## Data to use
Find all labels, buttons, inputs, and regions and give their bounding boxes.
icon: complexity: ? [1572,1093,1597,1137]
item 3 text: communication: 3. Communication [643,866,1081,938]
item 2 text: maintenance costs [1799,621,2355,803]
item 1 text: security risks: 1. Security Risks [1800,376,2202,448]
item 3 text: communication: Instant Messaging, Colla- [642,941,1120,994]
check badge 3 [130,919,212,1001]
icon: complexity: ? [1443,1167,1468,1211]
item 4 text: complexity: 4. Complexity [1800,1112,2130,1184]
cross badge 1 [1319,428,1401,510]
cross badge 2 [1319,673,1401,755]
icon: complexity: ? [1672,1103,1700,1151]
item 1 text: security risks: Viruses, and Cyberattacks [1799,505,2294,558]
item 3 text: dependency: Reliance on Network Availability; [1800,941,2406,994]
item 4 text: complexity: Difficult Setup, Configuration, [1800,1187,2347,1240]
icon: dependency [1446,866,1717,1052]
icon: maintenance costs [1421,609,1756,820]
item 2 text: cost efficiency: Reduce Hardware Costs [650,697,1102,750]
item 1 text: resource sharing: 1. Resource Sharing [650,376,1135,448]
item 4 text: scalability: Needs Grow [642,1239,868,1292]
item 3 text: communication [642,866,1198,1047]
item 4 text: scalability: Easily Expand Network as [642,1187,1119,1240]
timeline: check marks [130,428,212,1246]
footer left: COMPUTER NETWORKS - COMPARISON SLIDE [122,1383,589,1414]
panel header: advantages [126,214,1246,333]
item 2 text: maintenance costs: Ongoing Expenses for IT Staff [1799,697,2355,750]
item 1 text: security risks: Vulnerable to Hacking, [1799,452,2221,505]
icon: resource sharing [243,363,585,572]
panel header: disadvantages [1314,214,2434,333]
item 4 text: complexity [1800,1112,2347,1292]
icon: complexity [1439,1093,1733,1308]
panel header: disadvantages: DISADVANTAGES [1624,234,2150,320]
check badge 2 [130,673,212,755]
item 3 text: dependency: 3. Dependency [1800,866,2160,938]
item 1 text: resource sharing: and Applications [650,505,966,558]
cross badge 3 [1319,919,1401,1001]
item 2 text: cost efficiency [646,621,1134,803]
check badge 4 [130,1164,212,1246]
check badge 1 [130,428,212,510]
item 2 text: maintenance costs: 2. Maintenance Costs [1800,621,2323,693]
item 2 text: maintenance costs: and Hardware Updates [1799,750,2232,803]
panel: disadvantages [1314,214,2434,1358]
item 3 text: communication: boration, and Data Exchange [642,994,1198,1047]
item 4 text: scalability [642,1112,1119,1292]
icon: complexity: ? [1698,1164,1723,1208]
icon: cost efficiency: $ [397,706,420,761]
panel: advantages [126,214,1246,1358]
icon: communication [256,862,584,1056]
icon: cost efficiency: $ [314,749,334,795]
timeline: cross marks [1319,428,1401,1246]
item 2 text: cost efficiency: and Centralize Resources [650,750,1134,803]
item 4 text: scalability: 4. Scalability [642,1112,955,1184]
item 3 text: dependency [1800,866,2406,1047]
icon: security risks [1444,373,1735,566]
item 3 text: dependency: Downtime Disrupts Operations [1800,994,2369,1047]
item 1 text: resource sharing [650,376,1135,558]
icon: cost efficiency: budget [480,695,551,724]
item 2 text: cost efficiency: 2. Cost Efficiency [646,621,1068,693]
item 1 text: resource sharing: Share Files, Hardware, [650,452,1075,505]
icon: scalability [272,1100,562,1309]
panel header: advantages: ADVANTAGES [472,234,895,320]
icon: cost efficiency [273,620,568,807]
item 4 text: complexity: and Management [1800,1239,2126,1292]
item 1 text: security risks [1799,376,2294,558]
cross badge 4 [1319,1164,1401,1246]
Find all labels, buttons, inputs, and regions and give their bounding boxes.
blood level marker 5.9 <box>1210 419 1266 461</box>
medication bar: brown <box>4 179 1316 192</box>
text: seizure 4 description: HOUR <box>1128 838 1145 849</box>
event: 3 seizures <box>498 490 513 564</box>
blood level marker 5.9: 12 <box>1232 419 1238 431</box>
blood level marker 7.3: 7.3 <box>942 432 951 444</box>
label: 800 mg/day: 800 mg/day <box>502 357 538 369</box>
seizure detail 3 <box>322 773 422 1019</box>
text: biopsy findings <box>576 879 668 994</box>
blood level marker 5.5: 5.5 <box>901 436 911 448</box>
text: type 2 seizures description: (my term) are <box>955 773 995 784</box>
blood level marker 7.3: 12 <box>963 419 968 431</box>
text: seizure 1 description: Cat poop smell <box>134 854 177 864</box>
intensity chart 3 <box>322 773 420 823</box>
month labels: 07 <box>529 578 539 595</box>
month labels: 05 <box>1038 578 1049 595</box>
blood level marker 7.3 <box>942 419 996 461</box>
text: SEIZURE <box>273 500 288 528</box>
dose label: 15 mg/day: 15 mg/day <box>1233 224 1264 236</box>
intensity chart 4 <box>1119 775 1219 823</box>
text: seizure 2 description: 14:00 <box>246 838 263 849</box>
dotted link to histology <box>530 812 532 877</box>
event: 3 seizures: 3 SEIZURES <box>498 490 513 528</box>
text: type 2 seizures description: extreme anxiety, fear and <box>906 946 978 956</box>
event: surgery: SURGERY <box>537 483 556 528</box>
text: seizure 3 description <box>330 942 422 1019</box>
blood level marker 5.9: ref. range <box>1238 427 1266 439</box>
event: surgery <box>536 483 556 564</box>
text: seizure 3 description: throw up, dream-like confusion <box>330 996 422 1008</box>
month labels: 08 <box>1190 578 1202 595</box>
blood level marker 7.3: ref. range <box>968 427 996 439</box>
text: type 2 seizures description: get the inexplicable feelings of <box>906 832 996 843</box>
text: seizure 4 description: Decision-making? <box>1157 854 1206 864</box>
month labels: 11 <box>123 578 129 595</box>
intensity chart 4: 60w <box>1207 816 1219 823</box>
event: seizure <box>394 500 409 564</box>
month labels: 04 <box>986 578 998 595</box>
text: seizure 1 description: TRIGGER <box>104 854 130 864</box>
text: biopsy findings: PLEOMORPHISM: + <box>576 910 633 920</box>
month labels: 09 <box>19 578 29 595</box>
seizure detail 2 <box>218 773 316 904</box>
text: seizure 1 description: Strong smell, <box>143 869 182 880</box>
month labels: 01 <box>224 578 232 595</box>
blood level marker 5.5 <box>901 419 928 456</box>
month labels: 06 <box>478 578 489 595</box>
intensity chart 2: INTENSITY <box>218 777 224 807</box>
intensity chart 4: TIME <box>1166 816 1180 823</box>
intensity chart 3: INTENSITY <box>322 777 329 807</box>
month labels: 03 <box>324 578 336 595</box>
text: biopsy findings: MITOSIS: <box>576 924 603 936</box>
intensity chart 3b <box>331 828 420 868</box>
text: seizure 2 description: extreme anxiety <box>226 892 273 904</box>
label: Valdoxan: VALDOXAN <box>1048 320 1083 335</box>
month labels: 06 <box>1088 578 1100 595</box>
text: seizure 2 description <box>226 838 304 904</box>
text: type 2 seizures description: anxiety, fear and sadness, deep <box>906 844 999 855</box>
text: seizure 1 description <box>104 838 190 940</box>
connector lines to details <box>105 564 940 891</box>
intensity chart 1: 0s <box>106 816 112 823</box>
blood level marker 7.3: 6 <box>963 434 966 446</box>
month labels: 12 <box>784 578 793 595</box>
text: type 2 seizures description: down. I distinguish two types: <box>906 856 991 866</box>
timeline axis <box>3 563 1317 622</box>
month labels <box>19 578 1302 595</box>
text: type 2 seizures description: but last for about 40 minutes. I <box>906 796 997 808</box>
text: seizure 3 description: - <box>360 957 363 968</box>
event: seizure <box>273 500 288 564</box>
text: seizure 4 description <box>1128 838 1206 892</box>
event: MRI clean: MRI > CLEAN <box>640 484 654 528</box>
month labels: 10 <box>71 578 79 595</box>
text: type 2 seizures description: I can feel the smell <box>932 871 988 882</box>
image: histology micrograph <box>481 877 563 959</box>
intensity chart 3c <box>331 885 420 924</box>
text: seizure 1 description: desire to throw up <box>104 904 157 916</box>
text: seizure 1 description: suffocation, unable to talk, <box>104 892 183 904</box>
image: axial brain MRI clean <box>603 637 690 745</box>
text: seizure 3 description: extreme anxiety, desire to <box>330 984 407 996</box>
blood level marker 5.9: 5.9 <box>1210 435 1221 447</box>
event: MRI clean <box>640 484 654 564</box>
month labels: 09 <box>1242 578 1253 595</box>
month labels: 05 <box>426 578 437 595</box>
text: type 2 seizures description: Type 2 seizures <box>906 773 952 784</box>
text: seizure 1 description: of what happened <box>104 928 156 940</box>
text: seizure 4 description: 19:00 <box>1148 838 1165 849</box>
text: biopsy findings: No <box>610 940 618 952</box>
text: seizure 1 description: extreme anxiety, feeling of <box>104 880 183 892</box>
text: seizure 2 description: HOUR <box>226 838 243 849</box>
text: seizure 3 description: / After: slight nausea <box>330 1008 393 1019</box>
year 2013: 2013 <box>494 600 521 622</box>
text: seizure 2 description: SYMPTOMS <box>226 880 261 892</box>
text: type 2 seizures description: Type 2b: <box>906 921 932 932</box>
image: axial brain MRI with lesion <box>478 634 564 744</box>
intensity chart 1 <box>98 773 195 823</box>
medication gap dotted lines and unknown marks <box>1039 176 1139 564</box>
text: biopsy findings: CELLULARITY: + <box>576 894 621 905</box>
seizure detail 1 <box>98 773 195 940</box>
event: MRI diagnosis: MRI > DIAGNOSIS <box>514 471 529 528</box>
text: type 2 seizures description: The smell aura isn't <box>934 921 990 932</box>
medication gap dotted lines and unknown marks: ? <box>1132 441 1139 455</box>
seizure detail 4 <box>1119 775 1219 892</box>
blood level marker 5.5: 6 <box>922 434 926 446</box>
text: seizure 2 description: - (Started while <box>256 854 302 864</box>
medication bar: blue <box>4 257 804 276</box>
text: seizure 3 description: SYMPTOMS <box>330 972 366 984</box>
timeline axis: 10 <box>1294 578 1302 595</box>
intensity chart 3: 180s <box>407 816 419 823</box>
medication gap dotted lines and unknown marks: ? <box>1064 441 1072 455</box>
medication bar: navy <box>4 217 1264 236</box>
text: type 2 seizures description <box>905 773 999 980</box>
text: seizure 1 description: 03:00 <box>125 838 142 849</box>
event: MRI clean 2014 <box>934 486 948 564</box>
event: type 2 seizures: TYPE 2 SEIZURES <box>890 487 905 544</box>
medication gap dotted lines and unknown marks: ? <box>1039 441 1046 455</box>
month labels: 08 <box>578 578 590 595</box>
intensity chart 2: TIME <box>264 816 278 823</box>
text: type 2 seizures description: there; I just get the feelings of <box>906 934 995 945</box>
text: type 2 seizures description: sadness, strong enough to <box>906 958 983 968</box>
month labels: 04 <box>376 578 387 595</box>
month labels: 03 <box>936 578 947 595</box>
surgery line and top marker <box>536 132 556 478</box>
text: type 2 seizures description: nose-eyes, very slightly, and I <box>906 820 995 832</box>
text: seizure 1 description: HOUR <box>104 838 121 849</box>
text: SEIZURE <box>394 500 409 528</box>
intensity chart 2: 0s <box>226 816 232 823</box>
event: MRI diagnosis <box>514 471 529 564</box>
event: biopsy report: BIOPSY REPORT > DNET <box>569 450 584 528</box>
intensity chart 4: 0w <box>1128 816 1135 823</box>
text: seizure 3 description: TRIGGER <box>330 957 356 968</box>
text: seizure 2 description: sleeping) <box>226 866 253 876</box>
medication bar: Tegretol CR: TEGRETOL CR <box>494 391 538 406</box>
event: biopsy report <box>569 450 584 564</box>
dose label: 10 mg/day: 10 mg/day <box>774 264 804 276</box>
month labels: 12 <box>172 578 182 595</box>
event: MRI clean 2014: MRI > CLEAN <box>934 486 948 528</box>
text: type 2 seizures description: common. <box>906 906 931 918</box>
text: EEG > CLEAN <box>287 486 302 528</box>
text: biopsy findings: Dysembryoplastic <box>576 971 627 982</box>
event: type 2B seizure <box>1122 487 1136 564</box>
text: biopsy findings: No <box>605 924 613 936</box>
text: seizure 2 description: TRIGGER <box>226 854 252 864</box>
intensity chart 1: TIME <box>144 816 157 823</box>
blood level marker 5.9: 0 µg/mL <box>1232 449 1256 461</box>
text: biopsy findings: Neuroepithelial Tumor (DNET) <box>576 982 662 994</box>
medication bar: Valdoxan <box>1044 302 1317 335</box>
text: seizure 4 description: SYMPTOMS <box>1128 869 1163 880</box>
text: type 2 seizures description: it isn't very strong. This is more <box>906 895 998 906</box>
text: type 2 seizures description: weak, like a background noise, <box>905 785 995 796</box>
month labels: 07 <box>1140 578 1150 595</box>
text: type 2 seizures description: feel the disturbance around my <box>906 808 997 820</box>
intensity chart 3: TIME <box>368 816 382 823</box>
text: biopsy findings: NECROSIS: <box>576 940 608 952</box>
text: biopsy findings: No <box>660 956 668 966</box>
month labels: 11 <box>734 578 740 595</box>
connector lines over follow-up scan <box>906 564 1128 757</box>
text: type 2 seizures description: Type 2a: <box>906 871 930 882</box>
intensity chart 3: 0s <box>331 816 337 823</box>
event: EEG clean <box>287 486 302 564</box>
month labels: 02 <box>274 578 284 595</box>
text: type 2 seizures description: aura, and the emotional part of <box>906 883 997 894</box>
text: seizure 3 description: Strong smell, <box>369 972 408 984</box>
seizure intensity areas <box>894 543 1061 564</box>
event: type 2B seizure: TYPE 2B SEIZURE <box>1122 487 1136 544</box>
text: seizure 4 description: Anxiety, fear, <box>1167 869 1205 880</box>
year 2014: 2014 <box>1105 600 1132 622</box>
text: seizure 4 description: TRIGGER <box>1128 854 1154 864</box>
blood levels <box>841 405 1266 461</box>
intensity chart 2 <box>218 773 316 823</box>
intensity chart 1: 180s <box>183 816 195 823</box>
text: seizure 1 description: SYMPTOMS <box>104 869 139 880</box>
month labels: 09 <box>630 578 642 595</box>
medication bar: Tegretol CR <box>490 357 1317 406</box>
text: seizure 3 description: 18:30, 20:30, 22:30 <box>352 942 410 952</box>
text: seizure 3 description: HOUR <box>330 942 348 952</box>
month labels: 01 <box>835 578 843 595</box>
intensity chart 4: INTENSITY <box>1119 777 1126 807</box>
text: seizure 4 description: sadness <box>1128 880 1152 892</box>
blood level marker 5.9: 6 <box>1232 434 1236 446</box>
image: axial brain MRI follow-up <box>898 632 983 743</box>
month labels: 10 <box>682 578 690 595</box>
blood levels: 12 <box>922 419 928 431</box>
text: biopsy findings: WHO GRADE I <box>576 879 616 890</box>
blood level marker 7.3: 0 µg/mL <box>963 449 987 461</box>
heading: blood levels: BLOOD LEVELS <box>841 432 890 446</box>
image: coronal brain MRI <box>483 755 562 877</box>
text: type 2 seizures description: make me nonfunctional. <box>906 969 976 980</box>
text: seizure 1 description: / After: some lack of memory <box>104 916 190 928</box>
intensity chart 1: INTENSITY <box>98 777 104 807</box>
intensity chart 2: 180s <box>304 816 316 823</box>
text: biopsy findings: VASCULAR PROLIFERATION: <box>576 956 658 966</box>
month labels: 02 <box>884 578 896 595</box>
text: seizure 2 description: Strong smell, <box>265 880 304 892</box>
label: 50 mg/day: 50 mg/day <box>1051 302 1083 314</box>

## How to complete this task
Please go through the entries and show every line with the word "dependency".

## Result
item 3 text: dependency: Reliance on Network Availability; [1800,941,2406,994]
icon: dependency [1446,866,1717,1052]
item 3 text: dependency: 3. Dependency [1800,866,2160,938]
item 3 text: dependency [1800,866,2406,1047]
item 3 text: dependency: Downtime Disrupts Operations [1800,994,2369,1047]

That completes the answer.